Requirement – Go through the data below and copy it exactly, skipping every picture.

Saved entries
'''
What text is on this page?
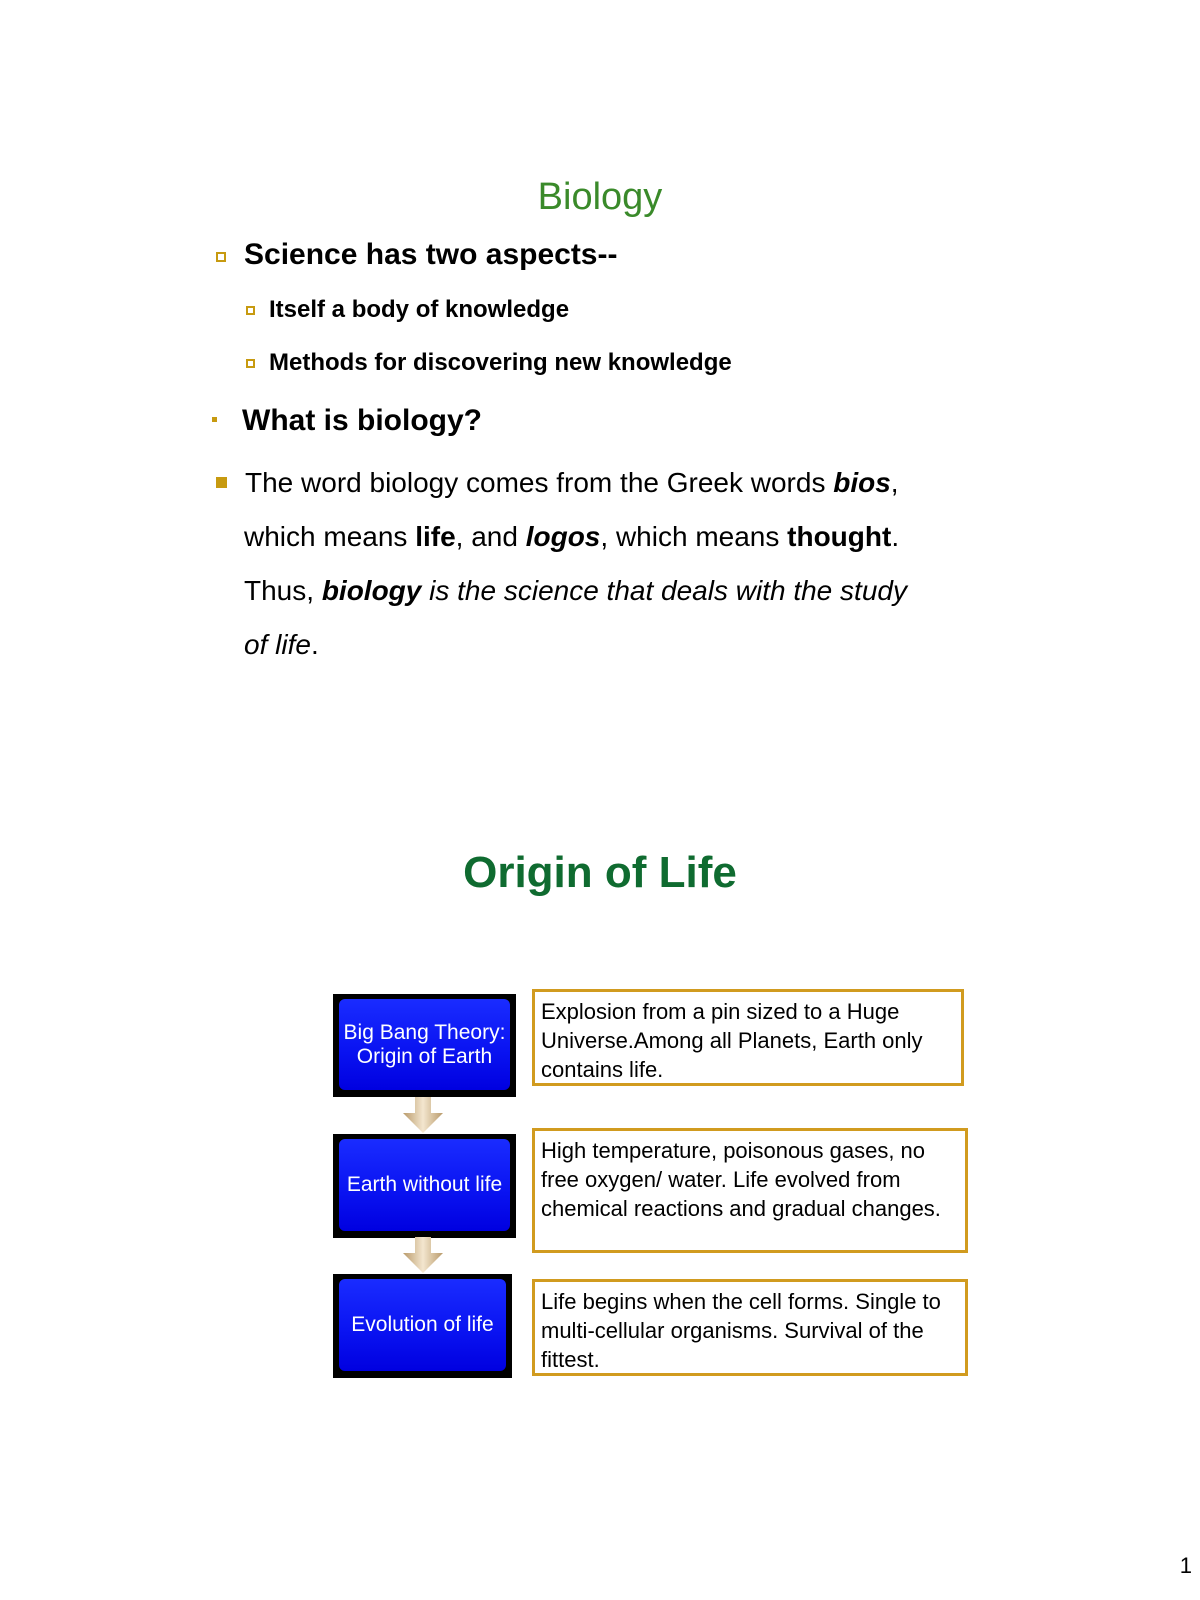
Biology
Science has two aspects--
Itself a body of knowledge
Methods for discovering new knowledge
What is biology?
The word biology comes from the Greek words bios,
which means life, and logos, which means thought.
Thus, biology is the science that deals with the study
of life.
Origin of Life
Big Bang Theory: Origin of Earth
Earth without life
Evolution of life
Explosion from a pin sized to a Huge Universe.Among all Planets, Earth only contains life.
High temperature, poisonous gases, no free oxygen/ water. Life evolved from chemical reactions and gradual changes.
Life begins when the cell forms. Single to multi-cellular organisms. Survival of the fittest.
1
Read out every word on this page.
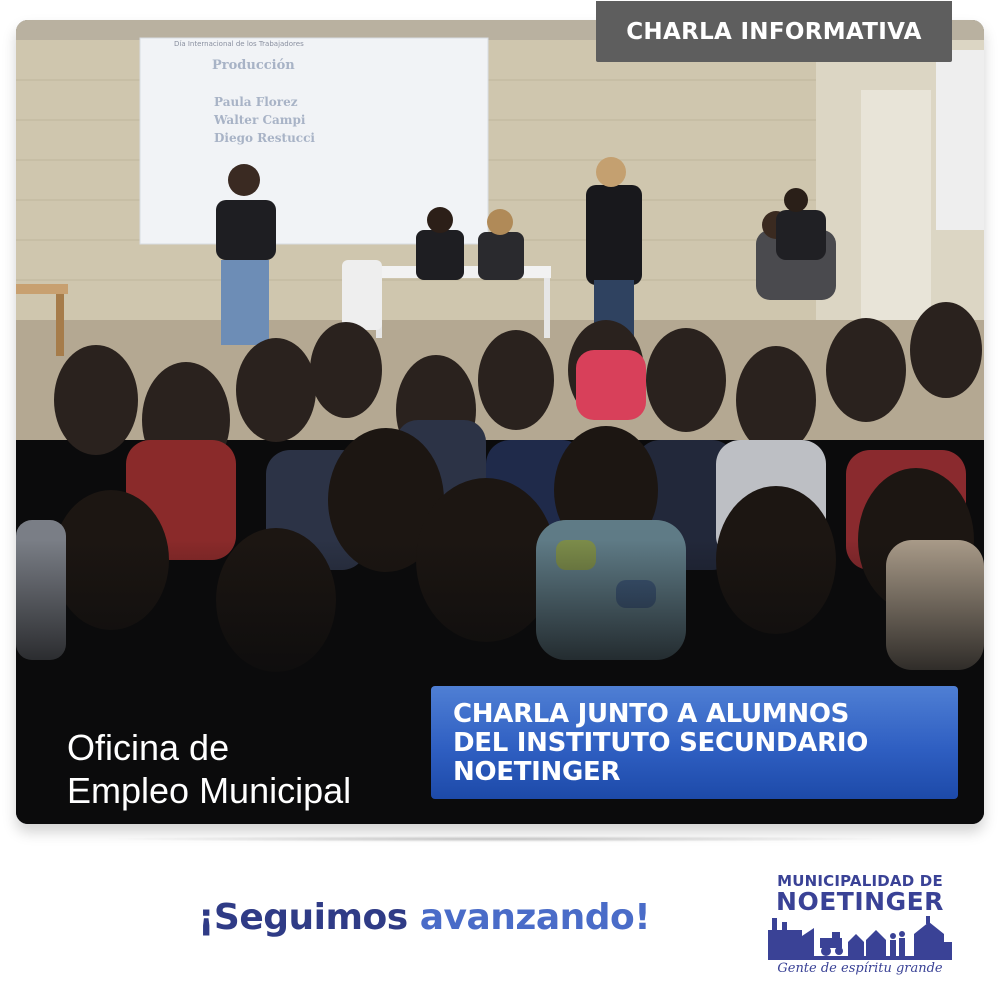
Día Internacional de los Trabajadores
Producción
Paula Florez
Walter Campi
Diego Restucci
Oficina de
Empleo Municipal
CHARLA INFORMATIVA
CHARLA JUNTO A ALUMNOS
DEL INSTITUTO SECUNDARIO
NOETINGER
¡Seguimos avanzando!
MUNICIPALIDAD DE
NOETINGER
Gente de espíritu grande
'''
Written answer –
What text is on this page?
Biology
Science has two aspects--
Itself a body of knowledge
Methods for discovering new knowledge
What is biology?
The word biology comes from the Greek words bios,
which means life, and logos, which means thought.
Thus, biology is the science that deals with the study
of life.
Origin of Life
Big Bang Theory: Origin of Earth
Earth without life
Evolution of life
Explosion from a pin sized to a Huge Universe.Among all Planets, Earth only contains life.
High temperature, poisonous gases, no free oxygen/ water. Life evolved from chemical reactions and gradual changes.
Life begins when the cell forms. Single to multi-cellular organisms. Survival of the fittest.
1
Read out every word on this page.
Día Internacional de los Trabajadores
Producción
Paula Florez
Walter Campi
Diego Restucci
Oficina de
Empleo Municipal
CHARLA INFORMATIVA
CHARLA JUNTO A ALUMNOS
DEL INSTITUTO SECUNDARIO
NOETINGER
¡Seguimos avanzando!
MUNICIPALIDAD DE
NOETINGER
Gente de espíritu grande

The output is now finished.